Stored records:
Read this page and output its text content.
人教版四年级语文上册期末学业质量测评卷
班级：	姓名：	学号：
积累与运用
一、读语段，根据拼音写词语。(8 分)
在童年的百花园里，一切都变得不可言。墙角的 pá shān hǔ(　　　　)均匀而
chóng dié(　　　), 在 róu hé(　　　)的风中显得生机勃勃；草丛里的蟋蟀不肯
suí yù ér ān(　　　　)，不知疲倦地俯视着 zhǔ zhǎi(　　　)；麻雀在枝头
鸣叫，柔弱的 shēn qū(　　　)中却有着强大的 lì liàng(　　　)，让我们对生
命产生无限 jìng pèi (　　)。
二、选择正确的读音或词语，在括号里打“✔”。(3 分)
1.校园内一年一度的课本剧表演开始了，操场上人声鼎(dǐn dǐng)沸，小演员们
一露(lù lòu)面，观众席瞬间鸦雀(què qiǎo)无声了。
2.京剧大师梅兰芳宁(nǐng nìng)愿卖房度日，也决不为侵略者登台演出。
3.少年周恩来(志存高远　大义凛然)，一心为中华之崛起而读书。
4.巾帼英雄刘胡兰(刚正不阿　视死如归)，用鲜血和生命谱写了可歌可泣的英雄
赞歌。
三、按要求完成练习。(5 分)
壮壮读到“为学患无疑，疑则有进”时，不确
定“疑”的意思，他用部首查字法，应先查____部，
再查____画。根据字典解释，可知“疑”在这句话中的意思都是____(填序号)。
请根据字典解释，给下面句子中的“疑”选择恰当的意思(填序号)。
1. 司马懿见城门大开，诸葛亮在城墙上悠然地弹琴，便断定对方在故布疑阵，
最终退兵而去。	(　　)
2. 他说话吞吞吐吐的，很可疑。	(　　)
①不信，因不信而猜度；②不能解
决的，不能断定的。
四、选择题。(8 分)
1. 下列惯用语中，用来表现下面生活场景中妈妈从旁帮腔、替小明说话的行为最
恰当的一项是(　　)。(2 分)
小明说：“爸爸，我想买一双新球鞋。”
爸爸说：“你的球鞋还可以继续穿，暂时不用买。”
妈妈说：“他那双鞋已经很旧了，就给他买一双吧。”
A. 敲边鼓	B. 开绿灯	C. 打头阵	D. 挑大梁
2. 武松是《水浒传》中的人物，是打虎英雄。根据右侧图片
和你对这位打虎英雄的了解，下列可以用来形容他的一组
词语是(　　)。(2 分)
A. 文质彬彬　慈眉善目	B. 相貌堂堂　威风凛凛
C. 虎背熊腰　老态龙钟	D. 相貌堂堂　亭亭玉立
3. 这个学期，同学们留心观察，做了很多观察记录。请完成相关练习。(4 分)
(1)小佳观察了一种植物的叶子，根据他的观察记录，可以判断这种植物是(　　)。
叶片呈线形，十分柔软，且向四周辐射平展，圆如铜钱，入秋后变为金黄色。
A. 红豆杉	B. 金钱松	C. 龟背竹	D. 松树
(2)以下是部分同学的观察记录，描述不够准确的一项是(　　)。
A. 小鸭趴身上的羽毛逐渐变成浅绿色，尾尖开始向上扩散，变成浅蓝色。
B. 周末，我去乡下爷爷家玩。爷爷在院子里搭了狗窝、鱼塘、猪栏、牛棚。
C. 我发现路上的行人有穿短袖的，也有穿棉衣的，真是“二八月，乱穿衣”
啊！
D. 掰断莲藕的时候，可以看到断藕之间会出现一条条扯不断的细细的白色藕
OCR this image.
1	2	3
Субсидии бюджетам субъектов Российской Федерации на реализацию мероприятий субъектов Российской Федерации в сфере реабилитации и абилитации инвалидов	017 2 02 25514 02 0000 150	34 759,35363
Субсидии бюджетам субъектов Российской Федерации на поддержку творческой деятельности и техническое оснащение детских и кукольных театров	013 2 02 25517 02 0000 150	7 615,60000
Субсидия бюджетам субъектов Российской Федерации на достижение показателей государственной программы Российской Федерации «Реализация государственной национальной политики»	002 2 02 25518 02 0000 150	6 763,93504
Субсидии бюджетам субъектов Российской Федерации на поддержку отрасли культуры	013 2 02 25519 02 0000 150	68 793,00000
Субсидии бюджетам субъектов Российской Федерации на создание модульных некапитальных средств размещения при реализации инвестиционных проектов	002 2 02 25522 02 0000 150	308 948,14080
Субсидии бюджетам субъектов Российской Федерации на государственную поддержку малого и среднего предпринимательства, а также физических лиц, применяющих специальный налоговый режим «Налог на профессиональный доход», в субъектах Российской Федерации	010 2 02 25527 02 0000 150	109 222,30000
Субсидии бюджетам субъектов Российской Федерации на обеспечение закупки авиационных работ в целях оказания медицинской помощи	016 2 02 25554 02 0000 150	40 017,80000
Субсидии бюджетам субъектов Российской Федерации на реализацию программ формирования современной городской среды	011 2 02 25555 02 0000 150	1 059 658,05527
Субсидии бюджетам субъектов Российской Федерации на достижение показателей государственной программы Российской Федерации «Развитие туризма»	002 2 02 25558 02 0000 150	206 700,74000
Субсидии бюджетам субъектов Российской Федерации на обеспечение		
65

◆ GOAL
All of the entries above must be quoted exactly.

◆ SOLUTION TO THE EXERCISE
Read this page and output its text content.
人教版四年级语文上册期末学业质量测评卷
班级：	姓名：	学号：
积累与运用
一、读语段，根据拼音写词语。(8 分)
在童年的百花园里，一切都变得不可言。墙角的 pá shān hǔ(　　　　)均匀而
chóng dié(　　　), 在 róu hé(　　　)的风中显得生机勃勃；草丛里的蟋蟀不肯
suí yù ér ān(　　　　)，不知疲倦地俯视着 zhǔ zhǎi(　　　)；麻雀在枝头
鸣叫，柔弱的 shēn qū(　　　)中却有着强大的 lì liàng(　　　)，让我们对生
命产生无限 jìng pèi (　　)。
二、选择正确的读音或词语，在括号里打“✔”。(3 分)
1.校园内一年一度的课本剧表演开始了，操场上人声鼎(dǐn dǐng)沸，小演员们
一露(lù lòu)面，观众席瞬间鸦雀(què qiǎo)无声了。
2.京剧大师梅兰芳宁(nǐng nìng)愿卖房度日，也决不为侵略者登台演出。
3.少年周恩来(志存高远　大义凛然)，一心为中华之崛起而读书。
4.巾帼英雄刘胡兰(刚正不阿　视死如归)，用鲜血和生命谱写了可歌可泣的英雄
赞歌。
三、按要求完成练习。(5 分)
壮壮读到“为学患无疑，疑则有进”时，不确
定“疑”的意思，他用部首查字法，应先查____部，
再查____画。根据字典解释，可知“疑”在这句话中的意思都是____(填序号)。
请根据字典解释，给下面句子中的“疑”选择恰当的意思(填序号)。
1. 司马懿见城门大开，诸葛亮在城墙上悠然地弹琴，便断定对方在故布疑阵，
最终退兵而去。	(　　)
2. 他说话吞吞吐吐的，很可疑。	(　　)
①不信，因不信而猜度；②不能解
决的，不能断定的。
四、选择题。(8 分)
1. 下列惯用语中，用来表现下面生活场景中妈妈从旁帮腔、替小明说话的行为最
恰当的一项是(　　)。(2 分)
小明说：“爸爸，我想买一双新球鞋。”
爸爸说：“你的球鞋还可以继续穿，暂时不用买。”
妈妈说：“他那双鞋已经很旧了，就给他买一双吧。”
A. 敲边鼓	B. 开绿灯	C. 打头阵	D. 挑大梁
2. 武松是《水浒传》中的人物，是打虎英雄。根据右侧图片
和你对这位打虎英雄的了解，下列可以用来形容他的一组
词语是(　　)。(2 分)
A. 文质彬彬　慈眉善目	B. 相貌堂堂　威风凛凛
C. 虎背熊腰　老态龙钟	D. 相貌堂堂　亭亭玉立
3. 这个学期，同学们留心观察，做了很多观察记录。请完成相关练习。(4 分)
(1)小佳观察了一种植物的叶子，根据他的观察记录，可以判断这种植物是(　　)。
叶片呈线形，十分柔软，且向四周辐射平展，圆如铜钱，入秋后变为金黄色。
A. 红豆杉	B. 金钱松	C. 龟背竹	D. 松树
(2)以下是部分同学的观察记录，描述不够准确的一项是(　　)。
A. 小鸭趴身上的羽毛逐渐变成浅绿色，尾尖开始向上扩散，变成浅蓝色。
B. 周末，我去乡下爷爷家玩。爷爷在院子里搭了狗窝、鱼塘、猪栏、牛棚。
C. 我发现路上的行人有穿短袖的，也有穿棉衣的，真是“二八月，乱穿衣”
啊！
D. 掰断莲藕的时候，可以看到断藕之间会出现一条条扯不断的细细的白色藕
OCR this image.
1	2	3
Субсидии бюджетам субъектов Российской Федерации на реализацию мероприятий субъектов Российской Федерации в сфере реабилитации и абилитации инвалидов	017 2 02 25514 02 0000 150	34 759,35363
Субсидии бюджетам субъектов Российской Федерации на поддержку творческой деятельности и техническое оснащение детских и кукольных театров	013 2 02 25517 02 0000 150	7 615,60000
Субсидия бюджетам субъектов Российской Федерации на достижение показателей государственной программы Российской Федерации «Реализация государственной национальной политики»	002 2 02 25518 02 0000 150	6 763,93504
Субсидии бюджетам субъектов Российской Федерации на поддержку отрасли культуры	013 2 02 25519 02 0000 150	68 793,00000
Субсидии бюджетам субъектов Российской Федерации на создание модульных некапитальных средств размещения при реализации инвестиционных проектов	002 2 02 25522 02 0000 150	308 948,14080
Субсидии бюджетам субъектов Российской Федерации на государственную поддержку малого и среднего предпринимательства, а также физических лиц, применяющих специальный налоговый режим «Налог на профессиональный доход», в субъектах Российской Федерации	010 2 02 25527 02 0000 150	109 222,30000
Субсидии бюджетам субъектов Российской Федерации на обеспечение закупки авиационных работ в целях оказания медицинской помощи	016 2 02 25554 02 0000 150	40 017,80000
Субсидии бюджетам субъектов Российской Федерации на реализацию программ формирования современной городской среды	011 2 02 25555 02 0000 150	1 059 658,05527
Субсидии бюджетам субъектов Российской Федерации на достижение показателей государственной программы Российской Федерации «Развитие туризма»	002 2 02 25558 02 0000 150	206 700,74000
Субсидии бюджетам субъектов Российской Федерации на обеспечение		
65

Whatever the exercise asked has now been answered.